Exercise -
Write the data out again exactly, dropping any images it holds.

Information provided -
= = =

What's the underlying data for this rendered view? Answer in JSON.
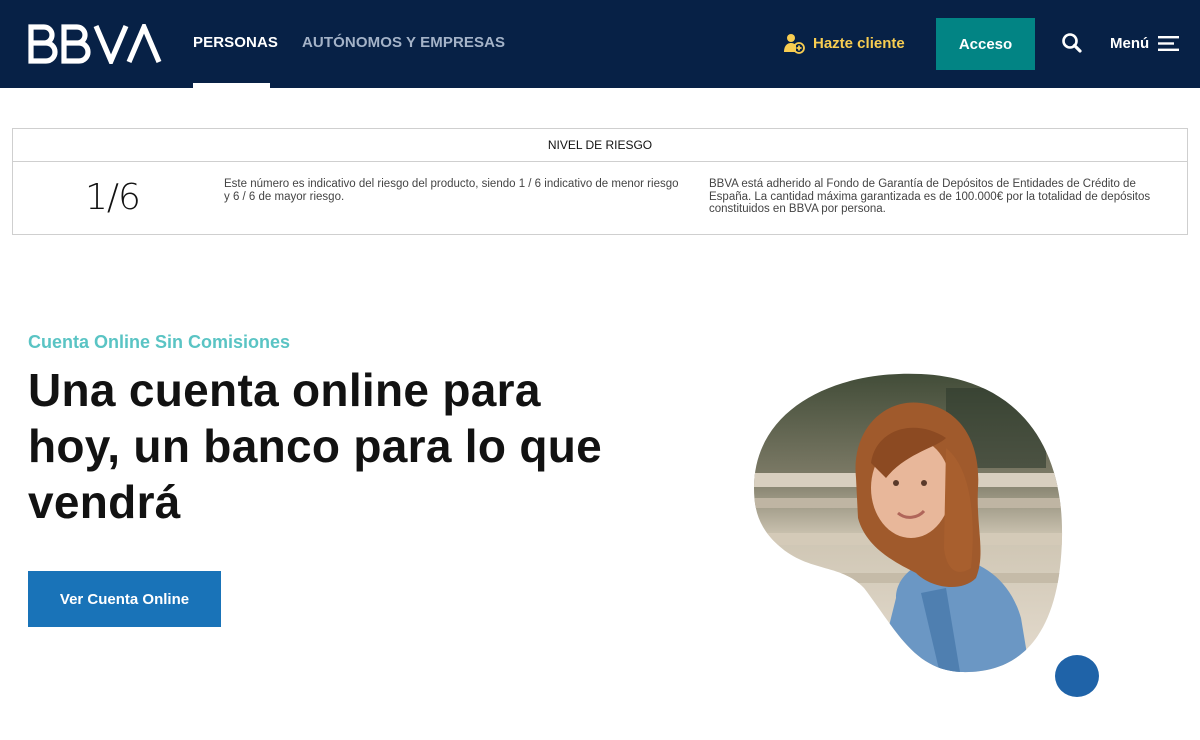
{
  "header": {
    "logo_text": "BBVA",
    "nav": [
      {
        "label": "PERSONAS",
        "active": true
      },
      {
        "label": "AUTÓNOMOS Y EMPRESAS",
        "active": false
      }
    ],
    "hazte_cliente_label": "Hazte cliente",
    "acceso_label": "Acceso",
    "search_icon": "search-icon",
    "menu_label": "Menú",
    "menu_icon": "hamburger-icon"
  },
  "risk": {
    "title": "NIVEL DE RIESGO",
    "level": "1/6",
    "description": "Este número es indicativo del riesgo del producto, siendo 1 / 6 indicativo de menor riesgo y 6 / 6 de mayor riesgo.",
    "guarantee": "BBVA está adherido al Fondo de Garantía de Depósitos de Entidades de Crédito de España. La cantidad máxima garantizada es de 100.000€ por la totalidad de depósitos constituidos en BBVA por persona."
  },
  "hero": {
    "eyebrow": "Cuenta Online Sin Comisiones",
    "headline": "Una cuenta online para hoy, un banco para lo que vendrá",
    "cta_label": "Ver Cuenta Online"
  },
  "colors": {
    "navy": "#072146",
    "teal": "#028484",
    "yellow": "#f8cd51",
    "aqua": "#5ac4c4",
    "blue": "#1973b8"
  }
}
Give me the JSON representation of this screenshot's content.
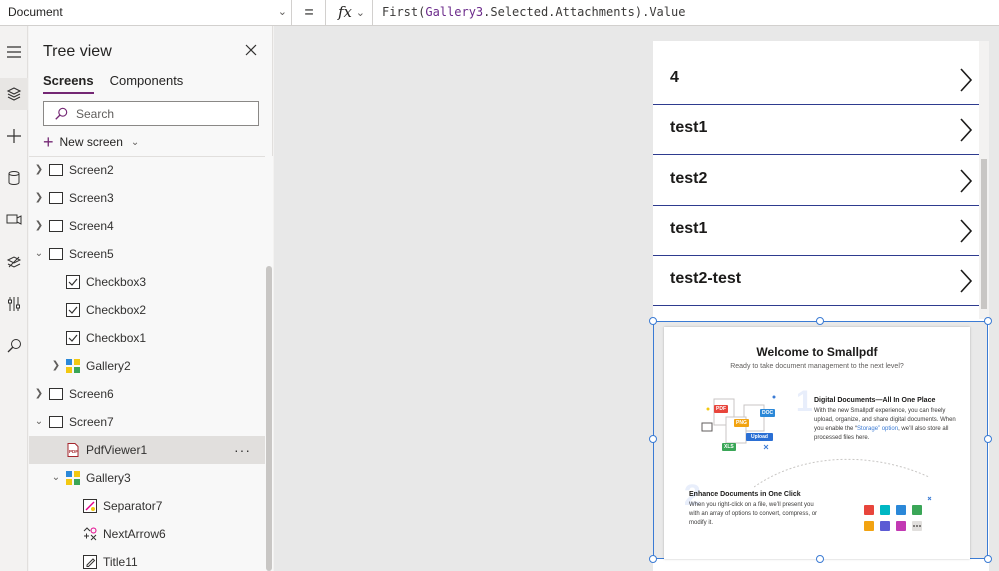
{
  "formula_bar": {
    "property": "Document",
    "equals": "=",
    "fx": "fx",
    "formula_func": "First(",
    "formula_arg": "Gallery3",
    "formula_rest": ".Selected.Attachments).Value"
  },
  "rail": {
    "icons": [
      "menu-icon",
      "layers-icon",
      "plus-icon",
      "database-icon",
      "media-icon",
      "components-icon",
      "tools-icon",
      "search-icon"
    ]
  },
  "tree": {
    "title": "Tree view",
    "tabs": [
      "Screens",
      "Components"
    ],
    "search_placeholder": "Search",
    "new_screen": "New screen",
    "items": [
      {
        "label": "Screen2"
      },
      {
        "label": "Screen3"
      },
      {
        "label": "Screen4"
      },
      {
        "label": "Screen5"
      },
      {
        "label": "Checkbox3"
      },
      {
        "label": "Checkbox2"
      },
      {
        "label": "Checkbox1"
      },
      {
        "label": "Gallery2"
      },
      {
        "label": "Screen6"
      },
      {
        "label": "Screen7"
      },
      {
        "label": "PdfViewer1"
      },
      {
        "label": "Gallery3"
      },
      {
        "label": "Separator7"
      },
      {
        "label": "NextArrow6"
      },
      {
        "label": "Title11"
      }
    ],
    "more": "···"
  },
  "gallery": {
    "rows": [
      "4",
      "test1",
      "test2",
      "test1",
      "test2-test"
    ]
  },
  "pdf": {
    "title": "Welcome to Smallpdf",
    "subtitle": "Ready to take document management to the next level?",
    "section1_title": "Digital Documents—All In One Place",
    "section1_text_a": "With the new Smallpdf experience, you can freely upload, organize, and share digital documents. When you enable the “",
    "section1_highlight": "Storage” option",
    "section1_text_b": ", we’ll also store all processed files here.",
    "section2_title": "Enhance Documents in One Click",
    "section2_text": "When you right-click on a file, we’ll present you with an array of options to convert, compress, or modify it.",
    "badges": [
      "PDF",
      "DOC",
      "PNG",
      "XLS"
    ],
    "upload_label": "Upload"
  },
  "colors": {
    "accent": "#742774",
    "selection": "#3b7bd4",
    "separator": "#2e3b8f"
  }
}
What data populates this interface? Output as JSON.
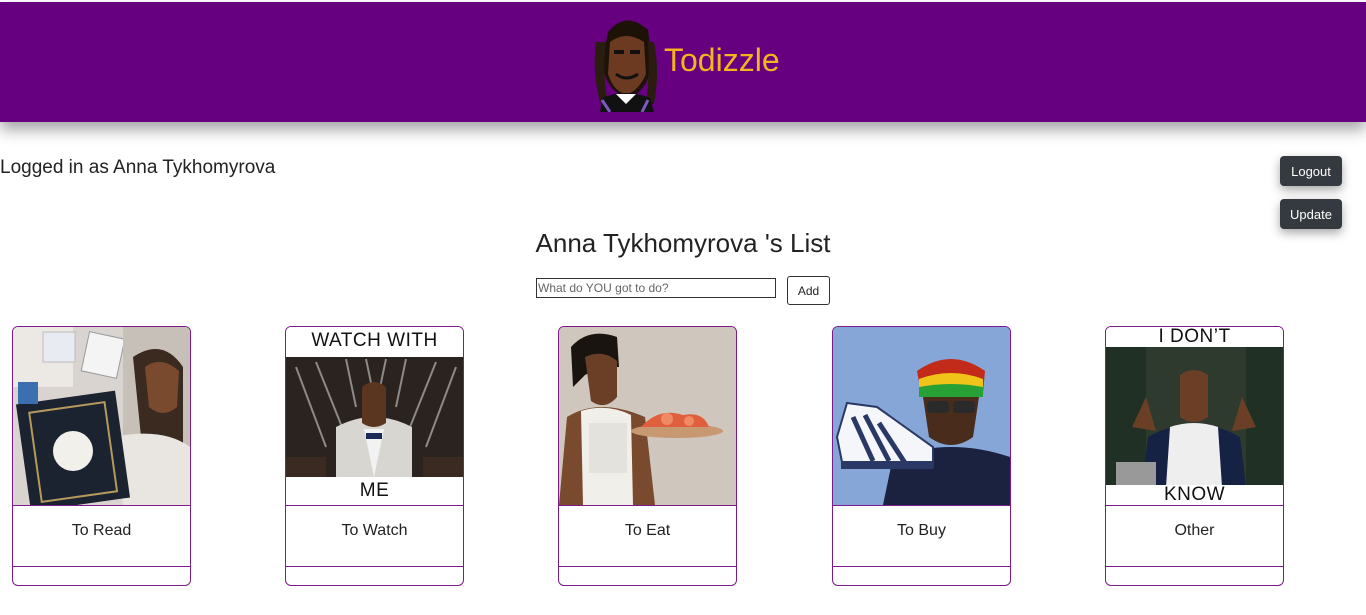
{
  "app": {
    "title": "Todizzle",
    "brand_color": "#670080",
    "brand_text_color": "#f5b31e"
  },
  "header": {
    "logo_icon": "rapper-portrait-icon"
  },
  "user": {
    "logged_in_text": "Logged in as Anna Tykhomyrova"
  },
  "actions": {
    "logout_label": "Logout",
    "update_label": "Update"
  },
  "list": {
    "title": "Anna Tykhomyrova 's List",
    "input_placeholder": "What do YOU got to do?",
    "add_label": "Add"
  },
  "categories": [
    {
      "label": "To Read",
      "image": "reading-book-photo"
    },
    {
      "label": "To Watch",
      "image": "throne-meme",
      "caption_top": "WATCH WITH",
      "caption_bottom": "ME"
    },
    {
      "label": "To Eat",
      "image": "food-platter-photo"
    },
    {
      "label": "To Buy",
      "image": "sneaker-photo"
    },
    {
      "label": "Other",
      "image": "shrug-meme",
      "caption_top": "I DON’T",
      "caption_bottom": "KNOW"
    }
  ]
}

= = =

Response to this exercise -
What's the underlying data for this rendered view? Answer in JSON.
{
  "header": {
    "logo_text": "BBVA",
    "nav": [
      {
        "label": "PERSONAS",
        "active": true
      },
      {
        "label": "AUTÓNOMOS Y EMPRESAS",
        "active": false
      }
    ],
    "hazte_cliente_label": "Hazte cliente",
    "acceso_label": "Acceso",
    "search_icon": "search-icon",
    "menu_label": "Menú",
    "menu_icon": "hamburger-icon"
  },
  "risk": {
    "title": "NIVEL DE RIESGO",
    "level": "1/6",
    "description": "Este número es indicativo del riesgo del producto, siendo 1 / 6 indicativo de menor riesgo y 6 / 6 de mayor riesgo.",
    "guarantee": "BBVA está adherido al Fondo de Garantía de Depósitos de Entidades de Crédito de España. La cantidad máxima garantizada es de 100.000€ por la totalidad de depósitos constituidos en BBVA por persona."
  },
  "hero": {
    "eyebrow": "Cuenta Online Sin Comisiones",
    "headline": "Una cuenta online para hoy, un banco para lo que vendrá",
    "cta_label": "Ver Cuenta Online"
  },
  "colors": {
    "navy": "#072146",
    "teal": "#028484",
    "yellow": "#f8cd51",
    "aqua": "#5ac4c4",
    "blue": "#1973b8"
  }
}
Give me the JSON representation of this screenshot's content.
{
  "formula_bar": {
    "property": "Document",
    "equals": "=",
    "fx": "fx",
    "formula_func": "First(",
    "formula_arg": "Gallery3",
    "formula_rest": ".Selected.Attachments).Value"
  },
  "rail": {
    "icons": [
      "menu-icon",
      "layers-icon",
      "plus-icon",
      "database-icon",
      "media-icon",
      "components-icon",
      "tools-icon",
      "search-icon"
    ]
  },
  "tree": {
    "title": "Tree view",
    "tabs": [
      "Screens",
      "Components"
    ],
    "search_placeholder": "Search",
    "new_screen": "New screen",
    "items": [
      {
        "label": "Screen2"
      },
      {
        "label": "Screen3"
      },
      {
        "label": "Screen4"
      },
      {
        "label": "Screen5"
      },
      {
        "label": "Checkbox3"
      },
      {
        "label": "Checkbox2"
      },
      {
        "label": "Checkbox1"
      },
      {
        "label": "Gallery2"
      },
      {
        "label": "Screen6"
      },
      {
        "label": "Screen7"
      },
      {
        "label": "PdfViewer1"
      },
      {
        "label": "Gallery3"
      },
      {
        "label": "Separator7"
      },
      {
        "label": "NextArrow6"
      },
      {
        "label": "Title11"
      }
    ],
    "more": "···"
  },
  "gallery": {
    "rows": [
      "4",
      "test1",
      "test2",
      "test1",
      "test2-test"
    ]
  },
  "pdf": {
    "title": "Welcome to Smallpdf",
    "subtitle": "Ready to take document management to the next level?",
    "section1_title": "Digital Documents—All In One Place",
    "section1_text_a": "With the new Smallpdf experience, you can freely upload, organize, and share digital documents. When you enable the “",
    "section1_highlight": "Storage” option",
    "section1_text_b": ", we’ll also store all processed files here.",
    "section2_title": "Enhance Documents in One Click",
    "section2_text": "When you right-click on a file, we’ll present you with an array of options to convert, compress, or modify it.",
    "badges": [
      "PDF",
      "DOC",
      "PNG",
      "XLS"
    ],
    "upload_label": "Upload"
  },
  "colors": {
    "accent": "#742774",
    "selection": "#3b7bd4",
    "separator": "#2e3b8f"
  }
}
What data populates this interface? Output as JSON.
{
  "app": {
    "title": "Todizzle",
    "brand_color": "#670080",
    "brand_text_color": "#f5b31e"
  },
  "header": {
    "logo_icon": "rapper-portrait-icon"
  },
  "user": {
    "logged_in_text": "Logged in as Anna Tykhomyrova"
  },
  "actions": {
    "logout_label": "Logout",
    "update_label": "Update"
  },
  "list": {
    "title": "Anna Tykhomyrova 's List",
    "input_placeholder": "What do YOU got to do?",
    "add_label": "Add"
  },
  "categories": [
    {
      "label": "To Read",
      "image": "reading-book-photo"
    },
    {
      "label": "To Watch",
      "image": "throne-meme",
      "caption_top": "WATCH WITH",
      "caption_bottom": "ME"
    },
    {
      "label": "To Eat",
      "image": "food-platter-photo"
    },
    {
      "label": "To Buy",
      "image": "sneaker-photo"
    },
    {
      "label": "Other",
      "image": "shrug-meme",
      "caption_top": "I DON’T",
      "caption_bottom": "KNOW"
    }
  ]
}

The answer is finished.